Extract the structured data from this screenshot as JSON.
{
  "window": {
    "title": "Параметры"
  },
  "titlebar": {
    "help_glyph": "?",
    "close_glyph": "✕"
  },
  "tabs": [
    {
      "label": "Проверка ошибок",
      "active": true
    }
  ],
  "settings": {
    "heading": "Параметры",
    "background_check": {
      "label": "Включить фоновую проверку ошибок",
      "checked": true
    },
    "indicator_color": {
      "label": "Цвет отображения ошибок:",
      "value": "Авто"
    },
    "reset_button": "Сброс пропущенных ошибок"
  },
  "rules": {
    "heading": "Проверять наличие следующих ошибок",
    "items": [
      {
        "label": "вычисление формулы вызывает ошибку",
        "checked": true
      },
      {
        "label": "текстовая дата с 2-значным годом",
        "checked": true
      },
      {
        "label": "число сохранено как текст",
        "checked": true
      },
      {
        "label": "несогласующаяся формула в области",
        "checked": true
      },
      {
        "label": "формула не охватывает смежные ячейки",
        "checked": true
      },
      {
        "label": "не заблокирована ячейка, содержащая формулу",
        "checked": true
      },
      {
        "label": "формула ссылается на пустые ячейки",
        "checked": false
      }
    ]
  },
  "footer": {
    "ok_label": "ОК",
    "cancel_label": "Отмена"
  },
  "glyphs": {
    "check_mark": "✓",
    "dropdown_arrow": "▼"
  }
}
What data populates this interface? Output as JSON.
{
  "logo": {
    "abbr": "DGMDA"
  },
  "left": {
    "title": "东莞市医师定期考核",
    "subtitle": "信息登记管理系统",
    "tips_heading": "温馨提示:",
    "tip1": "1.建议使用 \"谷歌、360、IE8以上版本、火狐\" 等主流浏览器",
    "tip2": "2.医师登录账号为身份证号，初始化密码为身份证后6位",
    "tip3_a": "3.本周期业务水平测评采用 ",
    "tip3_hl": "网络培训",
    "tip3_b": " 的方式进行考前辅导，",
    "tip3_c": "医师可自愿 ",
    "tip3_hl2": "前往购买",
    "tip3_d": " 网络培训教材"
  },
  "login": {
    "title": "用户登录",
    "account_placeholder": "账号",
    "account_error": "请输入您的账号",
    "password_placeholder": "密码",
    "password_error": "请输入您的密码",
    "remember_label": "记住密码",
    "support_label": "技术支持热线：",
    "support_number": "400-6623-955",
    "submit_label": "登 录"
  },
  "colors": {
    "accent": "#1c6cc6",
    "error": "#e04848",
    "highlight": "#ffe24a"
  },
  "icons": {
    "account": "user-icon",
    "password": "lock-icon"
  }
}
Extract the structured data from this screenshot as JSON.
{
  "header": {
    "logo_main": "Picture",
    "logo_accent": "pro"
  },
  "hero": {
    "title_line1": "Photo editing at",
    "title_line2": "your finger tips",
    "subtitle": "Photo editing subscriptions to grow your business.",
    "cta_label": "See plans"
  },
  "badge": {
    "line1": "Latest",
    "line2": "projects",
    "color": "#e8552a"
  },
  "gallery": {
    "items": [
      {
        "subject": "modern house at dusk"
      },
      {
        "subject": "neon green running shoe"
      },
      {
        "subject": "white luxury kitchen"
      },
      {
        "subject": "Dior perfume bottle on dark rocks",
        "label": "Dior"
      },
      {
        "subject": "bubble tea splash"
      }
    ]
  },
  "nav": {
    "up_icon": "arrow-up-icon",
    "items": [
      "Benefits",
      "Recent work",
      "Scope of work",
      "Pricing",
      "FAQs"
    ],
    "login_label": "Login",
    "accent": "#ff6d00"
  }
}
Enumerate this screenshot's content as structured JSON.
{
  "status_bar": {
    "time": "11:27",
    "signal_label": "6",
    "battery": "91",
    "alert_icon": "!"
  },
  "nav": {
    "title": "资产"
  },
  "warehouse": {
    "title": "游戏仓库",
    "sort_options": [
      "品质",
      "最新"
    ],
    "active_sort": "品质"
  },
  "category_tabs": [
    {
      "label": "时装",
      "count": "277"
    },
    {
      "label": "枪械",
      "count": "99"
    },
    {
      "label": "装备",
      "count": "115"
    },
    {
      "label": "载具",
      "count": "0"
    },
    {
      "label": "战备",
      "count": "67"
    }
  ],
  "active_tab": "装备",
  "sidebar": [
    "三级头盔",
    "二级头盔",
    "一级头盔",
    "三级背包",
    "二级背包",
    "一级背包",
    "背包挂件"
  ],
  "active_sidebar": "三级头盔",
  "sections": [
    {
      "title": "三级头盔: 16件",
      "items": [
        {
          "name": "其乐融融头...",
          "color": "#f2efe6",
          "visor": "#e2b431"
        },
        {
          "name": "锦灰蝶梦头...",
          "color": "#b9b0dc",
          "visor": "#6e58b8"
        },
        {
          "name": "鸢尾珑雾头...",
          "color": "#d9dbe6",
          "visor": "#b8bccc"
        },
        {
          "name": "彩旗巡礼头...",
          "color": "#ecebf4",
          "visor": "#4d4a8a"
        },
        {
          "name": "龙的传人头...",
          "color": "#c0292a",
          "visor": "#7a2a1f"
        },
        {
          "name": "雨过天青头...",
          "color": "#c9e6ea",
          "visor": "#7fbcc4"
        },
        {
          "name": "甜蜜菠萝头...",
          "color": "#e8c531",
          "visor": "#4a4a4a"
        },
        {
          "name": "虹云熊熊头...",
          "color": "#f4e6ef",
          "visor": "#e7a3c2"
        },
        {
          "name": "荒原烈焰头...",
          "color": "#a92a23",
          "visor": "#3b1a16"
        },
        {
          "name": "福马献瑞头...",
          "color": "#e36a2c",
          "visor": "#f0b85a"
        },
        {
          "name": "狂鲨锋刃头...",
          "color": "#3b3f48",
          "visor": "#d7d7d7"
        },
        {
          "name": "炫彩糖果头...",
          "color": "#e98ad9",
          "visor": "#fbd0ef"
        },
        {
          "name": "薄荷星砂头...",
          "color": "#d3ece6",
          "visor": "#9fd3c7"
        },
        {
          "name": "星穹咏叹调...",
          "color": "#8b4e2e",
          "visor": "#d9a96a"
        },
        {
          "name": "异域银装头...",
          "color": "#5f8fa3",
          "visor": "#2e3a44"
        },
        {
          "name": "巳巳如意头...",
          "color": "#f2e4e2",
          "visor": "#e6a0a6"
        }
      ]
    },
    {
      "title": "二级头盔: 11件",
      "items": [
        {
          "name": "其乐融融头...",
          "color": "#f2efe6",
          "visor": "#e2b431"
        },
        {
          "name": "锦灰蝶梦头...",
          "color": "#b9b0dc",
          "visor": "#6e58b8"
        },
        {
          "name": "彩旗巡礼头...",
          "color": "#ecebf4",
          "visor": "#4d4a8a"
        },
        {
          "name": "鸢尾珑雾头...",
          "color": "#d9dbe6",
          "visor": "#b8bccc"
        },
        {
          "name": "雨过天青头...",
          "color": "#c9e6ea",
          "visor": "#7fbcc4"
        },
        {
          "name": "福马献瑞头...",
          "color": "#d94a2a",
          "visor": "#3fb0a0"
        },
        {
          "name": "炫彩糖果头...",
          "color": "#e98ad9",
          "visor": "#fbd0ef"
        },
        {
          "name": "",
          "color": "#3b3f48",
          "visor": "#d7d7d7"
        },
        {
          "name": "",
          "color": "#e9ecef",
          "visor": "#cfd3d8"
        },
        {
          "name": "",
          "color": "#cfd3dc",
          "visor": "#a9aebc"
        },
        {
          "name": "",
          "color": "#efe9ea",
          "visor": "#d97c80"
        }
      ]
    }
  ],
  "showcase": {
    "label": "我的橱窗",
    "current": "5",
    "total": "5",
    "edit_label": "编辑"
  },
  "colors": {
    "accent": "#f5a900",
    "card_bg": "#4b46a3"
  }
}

## Exercise prompt:
Output the entries verbatim.

## Answer:
Extract the structured data from this screenshot as JSON.
{
  "window": {
    "title": "Параметры"
  },
  "titlebar": {
    "help_glyph": "?",
    "close_glyph": "✕"
  },
  "tabs": [
    {
      "label": "Проверка ошибок",
      "active": true
    }
  ],
  "settings": {
    "heading": "Параметры",
    "background_check": {
      "label": "Включить фоновую проверку ошибок",
      "checked": true
    },
    "indicator_color": {
      "label": "Цвет отображения ошибок:",
      "value": "Авто"
    },
    "reset_button": "Сброс пропущенных ошибок"
  },
  "rules": {
    "heading": "Проверять наличие следующих ошибок",
    "items": [
      {
        "label": "вычисление формулы вызывает ошибку",
        "checked": true
      },
      {
        "label": "текстовая дата с 2-значным годом",
        "checked": true
      },
      {
        "label": "число сохранено как текст",
        "checked": true
      },
      {
        "label": "несогласующаяся формула в области",
        "checked": true
      },
      {
        "label": "формула не охватывает смежные ячейки",
        "checked": true
      },
      {
        "label": "не заблокирована ячейка, содержащая формулу",
        "checked": true
      },
      {
        "label": "формула ссылается на пустые ячейки",
        "checked": false
      }
    ]
  },
  "footer": {
    "ok_label": "ОК",
    "cancel_label": "Отмена"
  },
  "glyphs": {
    "check_mark": "✓",
    "dropdown_arrow": "▼"
  }
}
What data populates this interface? Output as JSON.
{
  "logo": {
    "abbr": "DGMDA"
  },
  "left": {
    "title": "东莞市医师定期考核",
    "subtitle": "信息登记管理系统",
    "tips_heading": "温馨提示:",
    "tip1": "1.建议使用 \"谷歌、360、IE8以上版本、火狐\" 等主流浏览器",
    "tip2": "2.医师登录账号为身份证号，初始化密码为身份证后6位",
    "tip3_a": "3.本周期业务水平测评采用 ",
    "tip3_hl": "网络培训",
    "tip3_b": " 的方式进行考前辅导，",
    "tip3_c": "医师可自愿 ",
    "tip3_hl2": "前往购买",
    "tip3_d": " 网络培训教材"
  },
  "login": {
    "title": "用户登录",
    "account_placeholder": "账号",
    "account_error": "请输入您的账号",
    "password_placeholder": "密码",
    "password_error": "请输入您的密码",
    "remember_label": "记住密码",
    "support_label": "技术支持热线：",
    "support_number": "400-6623-955",
    "submit_label": "登 录"
  },
  "colors": {
    "accent": "#1c6cc6",
    "error": "#e04848",
    "highlight": "#ffe24a"
  },
  "icons": {
    "account": "user-icon",
    "password": "lock-icon"
  }
}
Extract the structured data from this screenshot as JSON.
{
  "header": {
    "logo_main": "Picture",
    "logo_accent": "pro"
  },
  "hero": {
    "title_line1": "Photo editing at",
    "title_line2": "your finger tips",
    "subtitle": "Photo editing subscriptions to grow your business.",
    "cta_label": "See plans"
  },
  "badge": {
    "line1": "Latest",
    "line2": "projects",
    "color": "#e8552a"
  },
  "gallery": {
    "items": [
      {
        "subject": "modern house at dusk"
      },
      {
        "subject": "neon green running shoe"
      },
      {
        "subject": "white luxury kitchen"
      },
      {
        "subject": "Dior perfume bottle on dark rocks",
        "label": "Dior"
      },
      {
        "subject": "bubble tea splash"
      }
    ]
  },
  "nav": {
    "up_icon": "arrow-up-icon",
    "items": [
      "Benefits",
      "Recent work",
      "Scope of work",
      "Pricing",
      "FAQs"
    ],
    "login_label": "Login",
    "accent": "#ff6d00"
  }
}
Enumerate this screenshot's content as structured JSON.
{
  "status_bar": {
    "time": "11:27",
    "signal_label": "6",
    "battery": "91",
    "alert_icon": "!"
  },
  "nav": {
    "title": "资产"
  },
  "warehouse": {
    "title": "游戏仓库",
    "sort_options": [
      "品质",
      "最新"
    ],
    "active_sort": "品质"
  },
  "category_tabs": [
    {
      "label": "时装",
      "count": "277"
    },
    {
      "label": "枪械",
      "count": "99"
    },
    {
      "label": "装备",
      "count": "115"
    },
    {
      "label": "载具",
      "count": "0"
    },
    {
      "label": "战备",
      "count": "67"
    }
  ],
  "active_tab": "装备",
  "sidebar": [
    "三级头盔",
    "二级头盔",
    "一级头盔",
    "三级背包",
    "二级背包",
    "一级背包",
    "背包挂件"
  ],
  "active_sidebar": "三级头盔",
  "sections": [
    {
      "title": "三级头盔: 16件",
      "items": [
        {
          "name": "其乐融融头...",
          "color": "#f2efe6",
          "visor": "#e2b431"
        },
        {
          "name": "锦灰蝶梦头...",
          "color": "#b9b0dc",
          "visor": "#6e58b8"
        },
        {
          "name": "鸢尾珑雾头...",
          "color": "#d9dbe6",
          "visor": "#b8bccc"
        },
        {
          "name": "彩旗巡礼头...",
          "color": "#ecebf4",
          "visor": "#4d4a8a"
        },
        {
          "name": "龙的传人头...",
          "color": "#c0292a",
          "visor": "#7a2a1f"
        },
        {
          "name": "雨过天青头...",
          "color": "#c9e6ea",
          "visor": "#7fbcc4"
        },
        {
          "name": "甜蜜菠萝头...",
          "color": "#e8c531",
          "visor": "#4a4a4a"
        },
        {
          "name": "虹云熊熊头...",
          "color": "#f4e6ef",
          "visor": "#e7a3c2"
        },
        {
          "name": "荒原烈焰头...",
          "color": "#a92a23",
          "visor": "#3b1a16"
        },
        {
          "name": "福马献瑞头...",
          "color": "#e36a2c",
          "visor": "#f0b85a"
        },
        {
          "name": "狂鲨锋刃头...",
          "color": "#3b3f48",
          "visor": "#d7d7d7"
        },
        {
          "name": "炫彩糖果头...",
          "color": "#e98ad9",
          "visor": "#fbd0ef"
        },
        {
          "name": "薄荷星砂头...",
          "color": "#d3ece6",
          "visor": "#9fd3c7"
        },
        {
          "name": "星穹咏叹调...",
          "color": "#8b4e2e",
          "visor": "#d9a96a"
        },
        {
          "name": "异域银装头...",
          "color": "#5f8fa3",
          "visor": "#2e3a44"
        },
        {
          "name": "巳巳如意头...",
          "color": "#f2e4e2",
          "visor": "#e6a0a6"
        }
      ]
    },
    {
      "title": "二级头盔: 11件",
      "items": [
        {
          "name": "其乐融融头...",
          "color": "#f2efe6",
          "visor": "#e2b431"
        },
        {
          "name": "锦灰蝶梦头...",
          "color": "#b9b0dc",
          "visor": "#6e58b8"
        },
        {
          "name": "彩旗巡礼头...",
          "color": "#ecebf4",
          "visor": "#4d4a8a"
        },
        {
          "name": "鸢尾珑雾头...",
          "color": "#d9dbe6",
          "visor": "#b8bccc"
        },
        {
          "name": "雨过天青头...",
          "color": "#c9e6ea",
          "visor": "#7fbcc4"
        },
        {
          "name": "福马献瑞头...",
          "color": "#d94a2a",
          "visor": "#3fb0a0"
        },
        {
          "name": "炫彩糖果头...",
          "color": "#e98ad9",
          "visor": "#fbd0ef"
        },
        {
          "name": "",
          "color": "#3b3f48",
          "visor": "#d7d7d7"
        },
        {
          "name": "",
          "color": "#e9ecef",
          "visor": "#cfd3d8"
        },
        {
          "name": "",
          "color": "#cfd3dc",
          "visor": "#a9aebc"
        },
        {
          "name": "",
          "color": "#efe9ea",
          "visor": "#d97c80"
        }
      ]
    }
  ],
  "showcase": {
    "label": "我的橱窗",
    "current": "5",
    "total": "5",
    "edit_label": "编辑"
  },
  "colors": {
    "accent": "#f5a900",
    "card_bg": "#4b46a3"
  }
}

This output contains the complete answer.